Input rows.
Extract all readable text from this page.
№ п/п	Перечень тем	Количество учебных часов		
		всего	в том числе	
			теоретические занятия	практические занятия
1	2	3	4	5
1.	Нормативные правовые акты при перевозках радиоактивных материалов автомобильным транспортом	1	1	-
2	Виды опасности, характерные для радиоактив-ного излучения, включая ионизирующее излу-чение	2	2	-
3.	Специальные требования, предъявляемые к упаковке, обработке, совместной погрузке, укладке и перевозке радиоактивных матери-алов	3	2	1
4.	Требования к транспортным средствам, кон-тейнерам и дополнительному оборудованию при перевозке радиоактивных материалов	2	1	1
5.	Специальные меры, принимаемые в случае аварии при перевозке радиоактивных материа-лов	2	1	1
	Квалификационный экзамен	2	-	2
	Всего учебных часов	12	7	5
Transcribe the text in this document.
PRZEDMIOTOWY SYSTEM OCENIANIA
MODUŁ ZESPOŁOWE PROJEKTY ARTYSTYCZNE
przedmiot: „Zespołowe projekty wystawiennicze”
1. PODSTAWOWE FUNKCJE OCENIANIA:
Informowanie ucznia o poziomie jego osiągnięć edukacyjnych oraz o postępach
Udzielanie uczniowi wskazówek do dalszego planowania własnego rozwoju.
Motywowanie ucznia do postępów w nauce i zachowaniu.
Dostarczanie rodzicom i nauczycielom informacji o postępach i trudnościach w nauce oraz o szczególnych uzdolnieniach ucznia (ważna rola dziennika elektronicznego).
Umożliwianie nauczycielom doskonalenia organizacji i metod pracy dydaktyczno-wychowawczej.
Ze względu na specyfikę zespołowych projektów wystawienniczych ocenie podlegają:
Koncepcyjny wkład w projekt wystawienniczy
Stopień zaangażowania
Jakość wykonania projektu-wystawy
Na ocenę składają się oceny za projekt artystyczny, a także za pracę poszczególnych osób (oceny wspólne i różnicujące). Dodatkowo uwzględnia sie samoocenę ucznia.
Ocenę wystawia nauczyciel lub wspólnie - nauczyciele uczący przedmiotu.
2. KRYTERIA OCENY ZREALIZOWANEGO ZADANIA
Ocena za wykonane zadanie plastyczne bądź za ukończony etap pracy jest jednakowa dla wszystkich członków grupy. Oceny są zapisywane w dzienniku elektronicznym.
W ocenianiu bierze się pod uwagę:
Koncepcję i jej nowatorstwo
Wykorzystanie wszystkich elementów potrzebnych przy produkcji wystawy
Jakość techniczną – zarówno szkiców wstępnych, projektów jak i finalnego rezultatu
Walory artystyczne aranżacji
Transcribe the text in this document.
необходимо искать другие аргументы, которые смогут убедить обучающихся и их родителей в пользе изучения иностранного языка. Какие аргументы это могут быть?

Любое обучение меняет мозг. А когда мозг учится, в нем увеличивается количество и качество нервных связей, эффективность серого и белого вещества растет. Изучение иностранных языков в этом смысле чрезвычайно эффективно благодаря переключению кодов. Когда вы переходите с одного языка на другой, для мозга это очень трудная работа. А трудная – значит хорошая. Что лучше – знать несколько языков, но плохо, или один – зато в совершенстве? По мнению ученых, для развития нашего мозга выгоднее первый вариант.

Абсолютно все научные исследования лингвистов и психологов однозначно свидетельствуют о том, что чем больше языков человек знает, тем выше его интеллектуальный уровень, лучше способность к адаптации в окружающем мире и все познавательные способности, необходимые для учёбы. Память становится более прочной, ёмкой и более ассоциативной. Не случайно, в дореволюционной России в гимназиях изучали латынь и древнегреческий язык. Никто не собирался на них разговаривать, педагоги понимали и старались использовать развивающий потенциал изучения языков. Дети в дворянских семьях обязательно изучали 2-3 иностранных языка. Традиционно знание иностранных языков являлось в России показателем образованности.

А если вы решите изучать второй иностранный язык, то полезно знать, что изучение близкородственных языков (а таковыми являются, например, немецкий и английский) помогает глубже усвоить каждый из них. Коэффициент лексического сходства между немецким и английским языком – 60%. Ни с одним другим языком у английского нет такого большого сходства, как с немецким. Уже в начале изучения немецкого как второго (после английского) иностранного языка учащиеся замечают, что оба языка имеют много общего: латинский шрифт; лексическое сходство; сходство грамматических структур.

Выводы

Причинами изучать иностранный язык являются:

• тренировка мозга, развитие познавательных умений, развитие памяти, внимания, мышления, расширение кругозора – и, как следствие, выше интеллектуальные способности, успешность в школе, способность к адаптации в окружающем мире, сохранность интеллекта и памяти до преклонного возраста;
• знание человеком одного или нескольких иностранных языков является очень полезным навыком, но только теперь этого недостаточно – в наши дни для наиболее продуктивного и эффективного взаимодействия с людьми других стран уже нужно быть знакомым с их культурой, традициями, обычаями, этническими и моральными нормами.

Instructions to follow.
From the data above, pick out each line containing "oraz" and copy it.

Answer for this exercise.
Informowanie ucznia o poziomie jego osiągnięć edukacyjnych oraz o postępach
Dostarczanie rodzicom i nauczycielom informacji o postępach i trudnościach w nauce oraz o szczególnych uzdolnieniach ucznia (ważna rola dziennika elektronicznego).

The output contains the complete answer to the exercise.